▸ **Task instructions**:
Where the data below has the string "Sales", return the whole line.

□ □ □

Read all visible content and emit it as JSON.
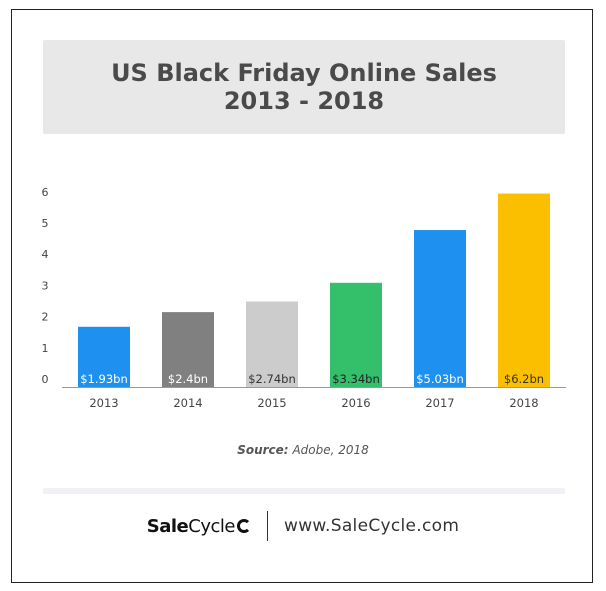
{
  "title_line1": "US Black Friday Online Sales",
  "title_line2": "2013 - 2018",
  "source_label": "Source:",
  "source_text": "Adobe, 2018",
  "footer": {
    "logo_sale": "Sale",
    "logo_cycle": "Cycle",
    "website": "www.SaleCycle.com"
  },
  "chart_data": {
    "type": "bar",
    "title": "US Black Friday Online Sales 2013 - 2018",
    "xlabel": "",
    "ylabel": "",
    "categories": [
      "2013",
      "2014",
      "2015",
      "2016",
      "2017",
      "2018"
    ],
    "values": [
      1.93,
      2.4,
      2.74,
      3.34,
      5.03,
      6.2
    ],
    "data_labels": [
      "$1.93bn",
      "$2.4bn",
      "$2.74bn",
      "$3.34bn",
      "$5.03bn",
      "$6.2bn"
    ],
    "yticks": [
      0,
      1,
      2,
      3,
      4,
      5,
      6
    ],
    "ylim": [
      0,
      6.4
    ],
    "grid": false,
    "legend": "none",
    "colors": [
      "#1e90f0",
      "#808080",
      "#cccccc",
      "#34c06a",
      "#1e90f0",
      "#fcbf00"
    ],
    "label_colors": [
      "#ffffff",
      "#ffffff",
      "#333333",
      "#222222",
      "#ffffff",
      "#333333"
    ]
  }
}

□ □ □

▸ **Written answer**:
  "title_line1": "US Black Friday Online Sales",
    "title": "US Black Friday Online Sales 2013 - 2018",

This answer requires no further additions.